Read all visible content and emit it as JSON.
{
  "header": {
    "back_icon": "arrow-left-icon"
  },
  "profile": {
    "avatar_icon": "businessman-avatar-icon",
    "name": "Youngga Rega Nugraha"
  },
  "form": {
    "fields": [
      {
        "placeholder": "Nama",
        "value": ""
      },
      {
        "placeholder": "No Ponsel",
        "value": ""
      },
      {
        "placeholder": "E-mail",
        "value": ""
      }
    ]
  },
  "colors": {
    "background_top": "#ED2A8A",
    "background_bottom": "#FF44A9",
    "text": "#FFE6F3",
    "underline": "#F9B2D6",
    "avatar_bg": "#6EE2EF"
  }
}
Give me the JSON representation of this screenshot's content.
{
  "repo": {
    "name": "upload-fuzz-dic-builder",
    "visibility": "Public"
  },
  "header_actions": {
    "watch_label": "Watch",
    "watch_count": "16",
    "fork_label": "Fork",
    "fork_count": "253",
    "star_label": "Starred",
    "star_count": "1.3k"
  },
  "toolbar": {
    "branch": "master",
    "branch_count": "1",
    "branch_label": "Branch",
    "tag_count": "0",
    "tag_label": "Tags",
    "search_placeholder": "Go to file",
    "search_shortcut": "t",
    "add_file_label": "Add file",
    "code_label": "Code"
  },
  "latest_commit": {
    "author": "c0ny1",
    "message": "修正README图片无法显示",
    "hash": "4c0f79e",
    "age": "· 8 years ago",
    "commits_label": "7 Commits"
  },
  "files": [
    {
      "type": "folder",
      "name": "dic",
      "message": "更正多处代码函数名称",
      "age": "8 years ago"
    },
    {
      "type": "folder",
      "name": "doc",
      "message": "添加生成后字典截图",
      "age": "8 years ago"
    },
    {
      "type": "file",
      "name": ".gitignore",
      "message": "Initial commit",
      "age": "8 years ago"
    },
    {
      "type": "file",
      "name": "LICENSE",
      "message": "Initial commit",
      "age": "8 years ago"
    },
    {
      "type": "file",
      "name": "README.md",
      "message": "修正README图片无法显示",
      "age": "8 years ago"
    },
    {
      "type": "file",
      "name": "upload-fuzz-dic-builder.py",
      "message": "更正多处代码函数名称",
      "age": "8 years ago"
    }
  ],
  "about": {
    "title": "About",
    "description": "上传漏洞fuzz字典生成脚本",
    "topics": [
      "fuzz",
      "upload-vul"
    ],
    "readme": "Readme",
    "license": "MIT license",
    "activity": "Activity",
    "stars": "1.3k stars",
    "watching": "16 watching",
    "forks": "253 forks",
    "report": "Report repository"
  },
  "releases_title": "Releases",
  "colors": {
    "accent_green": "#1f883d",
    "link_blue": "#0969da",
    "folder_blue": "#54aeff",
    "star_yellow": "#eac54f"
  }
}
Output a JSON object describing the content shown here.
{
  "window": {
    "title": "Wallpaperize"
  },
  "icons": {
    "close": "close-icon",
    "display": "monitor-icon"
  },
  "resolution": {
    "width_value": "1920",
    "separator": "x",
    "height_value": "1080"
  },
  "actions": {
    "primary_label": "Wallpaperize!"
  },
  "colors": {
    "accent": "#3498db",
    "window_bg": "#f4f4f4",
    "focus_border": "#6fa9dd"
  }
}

^^^^^^^^^^^^^^^^

Look above for lines with the word "修正README图片无法显示" and copy them all.

» **Written response**
    "message": "修正README图片无法显示",
      "message": "修正README图片无法显示",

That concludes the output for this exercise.